Your instructions →
Write out all entries word for word.

Data excerpts:
——

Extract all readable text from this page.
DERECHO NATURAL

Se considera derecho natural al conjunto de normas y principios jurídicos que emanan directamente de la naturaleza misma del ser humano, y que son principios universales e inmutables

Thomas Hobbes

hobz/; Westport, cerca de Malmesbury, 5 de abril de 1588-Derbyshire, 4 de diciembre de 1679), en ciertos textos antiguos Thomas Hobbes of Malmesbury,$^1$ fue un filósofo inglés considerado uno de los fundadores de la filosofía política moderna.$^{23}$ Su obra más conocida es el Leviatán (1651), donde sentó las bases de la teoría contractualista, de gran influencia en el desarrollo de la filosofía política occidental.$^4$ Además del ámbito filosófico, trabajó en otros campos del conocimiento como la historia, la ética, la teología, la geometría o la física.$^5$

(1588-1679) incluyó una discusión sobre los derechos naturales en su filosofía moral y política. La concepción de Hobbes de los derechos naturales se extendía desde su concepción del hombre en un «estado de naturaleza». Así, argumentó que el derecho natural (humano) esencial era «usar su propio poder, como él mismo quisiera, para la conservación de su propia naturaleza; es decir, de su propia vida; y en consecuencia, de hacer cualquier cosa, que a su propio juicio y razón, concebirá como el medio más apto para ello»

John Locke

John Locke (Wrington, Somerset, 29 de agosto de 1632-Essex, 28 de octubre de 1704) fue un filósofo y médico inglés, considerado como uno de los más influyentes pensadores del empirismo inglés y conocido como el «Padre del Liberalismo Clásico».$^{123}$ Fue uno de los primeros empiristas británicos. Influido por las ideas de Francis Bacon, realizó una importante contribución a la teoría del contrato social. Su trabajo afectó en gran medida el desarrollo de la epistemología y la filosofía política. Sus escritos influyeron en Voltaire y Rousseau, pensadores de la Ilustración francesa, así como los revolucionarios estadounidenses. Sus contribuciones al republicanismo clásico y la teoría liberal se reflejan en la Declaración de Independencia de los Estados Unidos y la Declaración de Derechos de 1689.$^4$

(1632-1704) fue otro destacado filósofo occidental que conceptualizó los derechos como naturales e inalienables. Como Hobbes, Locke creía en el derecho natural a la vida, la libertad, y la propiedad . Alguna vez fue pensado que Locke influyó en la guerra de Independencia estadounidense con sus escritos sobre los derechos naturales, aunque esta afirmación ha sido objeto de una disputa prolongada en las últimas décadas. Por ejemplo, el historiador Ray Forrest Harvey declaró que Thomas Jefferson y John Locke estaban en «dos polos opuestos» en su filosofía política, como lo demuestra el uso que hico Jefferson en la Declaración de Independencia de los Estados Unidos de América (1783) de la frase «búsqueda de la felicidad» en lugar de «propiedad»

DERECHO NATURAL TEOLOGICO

——

Worked answer →
Extract all readable text from this page.
DERECHO NATURAL

Se considera derecho natural al conjunto de normas y principios jurídicos que emanan directamente de la naturaleza misma del ser humano, y que son principios universales e inmutables

Thomas Hobbes

hobz/; Westport, cerca de Malmesbury, 5 de abril de 1588-Derbyshire, 4 de diciembre de 1679), en ciertos textos antiguos Thomas Hobbes of Malmesbury,$^1$ fue un filósofo inglés considerado uno de los fundadores de la filosofía política moderna.$^{23}$ Su obra más conocida es el Leviatán (1651), donde sentó las bases de la teoría contractualista, de gran influencia en el desarrollo de la filosofía política occidental.$^4$ Además del ámbito filosófico, trabajó en otros campos del conocimiento como la historia, la ética, la teología, la geometría o la física.$^5$

(1588-1679) incluyó una discusión sobre los derechos naturales en su filosofía moral y política. La concepción de Hobbes de los derechos naturales se extendía desde su concepción del hombre en un «estado de naturaleza». Así, argumentó que el derecho natural (humano) esencial era «usar su propio poder, como él mismo quisiera, para la conservación de su propia naturaleza; es decir, de su propia vida; y en consecuencia, de hacer cualquier cosa, que a su propio juicio y razón, concebirá como el medio más apto para ello»

John Locke

John Locke (Wrington, Somerset, 29 de agosto de 1632-Essex, 28 de octubre de 1704) fue un filósofo y médico inglés, considerado como uno de los más influyentes pensadores del empirismo inglés y conocido como el «Padre del Liberalismo Clásico».$^{123}$ Fue uno de los primeros empiristas británicos. Influido por las ideas de Francis Bacon, realizó una importante contribución a la teoría del contrato social. Su trabajo afectó en gran medida el desarrollo de la epistemología y la filosofía política. Sus escritos influyeron en Voltaire y Rousseau, pensadores de la Ilustración francesa, así como los revolucionarios estadounidenses. Sus contribuciones al republicanismo clásico y la teoría liberal se reflejan en la Declaración de Independencia de los Estados Unidos y la Declaración de Derechos de 1689.$^4$

(1632-1704) fue otro destacado filósofo occidental que conceptualizó los derechos como naturales e inalienables. Como Hobbes, Locke creía en el derecho natural a la vida, la libertad, y la propiedad . Alguna vez fue pensado que Locke influyó en la guerra de Independencia estadounidense con sus escritos sobre los derechos naturales, aunque esta afirmación ha sido objeto de una disputa prolongada en las últimas décadas. Por ejemplo, el historiador Ray Forrest Harvey declaró que Thomas Jefferson y John Locke estaban en «dos polos opuestos» en su filosofía política, como lo demuestra el uso que hico Jefferson en la Declaración de Independencia de los Estados Unidos de América (1783) de la frase «búsqueda de la felicidad» en lugar de «propiedad»

DERECHO NATURAL TEOLOGICO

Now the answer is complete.